JOB: Using the records below, give the number of lines where the word "正在滤镜" appears, with no further output.

RECORDS PROVIDED:
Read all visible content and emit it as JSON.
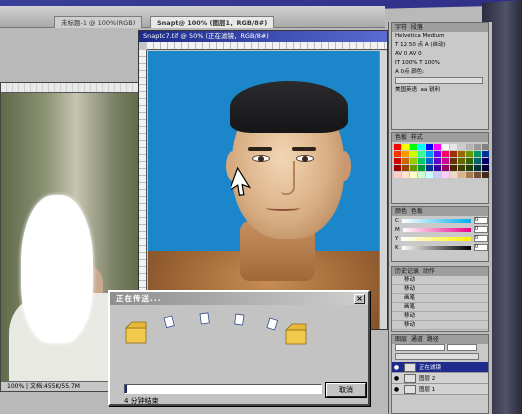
{
  "app": {
    "tabs": [
      {
        "label": "未标题-1 @ 100%(RGB)"
      },
      {
        "label": "Snapt@ 100% (图层1，RGB/8#)"
      }
    ],
    "main_doc_title": "Snaptc7.tif @ 50% (正在滤镜，RGB/8#)"
  },
  "left_doc": {
    "status": "100%  |  文档:455K/55.7M"
  },
  "palettes": {
    "character": {
      "tabs": [
        "字符",
        "段落"
      ],
      "rows": [
        "Helvetica  Medium",
        "T 12.50 点  A (自动)",
        "AV 0  AV 0",
        "IT 100%  T 100%",
        "A 0点  颜色:"
      ],
      "lang": "美国英语",
      "aa": "aa 锐利"
    },
    "swatches": {
      "tabs": [
        "色板",
        "样式"
      ],
      "colors": [
        "#ff0000",
        "#ffff00",
        "#00ff00",
        "#00ffff",
        "#0000ff",
        "#ff00ff",
        "#ffffff",
        "#e6e6e6",
        "#cccccc",
        "#b3b3b3",
        "#999999",
        "#808080",
        "#ff3300",
        "#ff9900",
        "#ccff00",
        "#33ff99",
        "#0099ff",
        "#6600ff",
        "#ff0066",
        "#993300",
        "#996600",
        "#669900",
        "#009966",
        "#003399",
        "#cc0000",
        "#cc6600",
        "#99cc00",
        "#00cc66",
        "#0066cc",
        "#6600cc",
        "#cc0099",
        "#663300",
        "#666600",
        "#336600",
        "#006666",
        "#000066",
        "#990000",
        "#994400",
        "#669900",
        "#009933",
        "#003399",
        "#330099",
        "#990066",
        "#4d2600",
        "#404000",
        "#1f4000",
        "#003333",
        "#000033",
        "#ffcccc",
        "#ffe5cc",
        "#ffffcc",
        "#ccffcc",
        "#ccffff",
        "#ccccff",
        "#ffccff",
        "#f2d9c4",
        "#d9b38c",
        "#a67c52",
        "#735039",
        "#402a1a"
      ]
    },
    "color": {
      "tabs": [
        "颜色",
        "色板"
      ],
      "channels": [
        {
          "label": "C",
          "value": "0",
          "grad": "linear-gradient(90deg,#fff,#00aeef)"
        },
        {
          "label": "M",
          "value": "0",
          "grad": "linear-gradient(90deg,#fff,#ec008c)"
        },
        {
          "label": "Y",
          "value": "0",
          "grad": "linear-gradient(90deg,#fff,#fff200)"
        },
        {
          "label": "K",
          "value": "0",
          "grad": "linear-gradient(90deg,#fff,#000)"
        }
      ]
    },
    "history": {
      "tabs": [
        "历史记录",
        "动作"
      ],
      "items": [
        "移动",
        "移动",
        "画笔",
        "画笔",
        "移动",
        "移动"
      ]
    },
    "layers": {
      "tabs": [
        "图层",
        "通道",
        "路径"
      ],
      "items": [
        {
          "name": "正在滤镜",
          "selected": true
        },
        {
          "name": "图层 2",
          "selected": false
        },
        {
          "name": "图层 1",
          "selected": false
        }
      ]
    }
  },
  "dialog": {
    "title": "正在传送...",
    "close_icon": "close-icon",
    "progress": 0.01,
    "status": "4 分钟结束",
    "cancel": "取消"
  }
}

RESPONSE: 2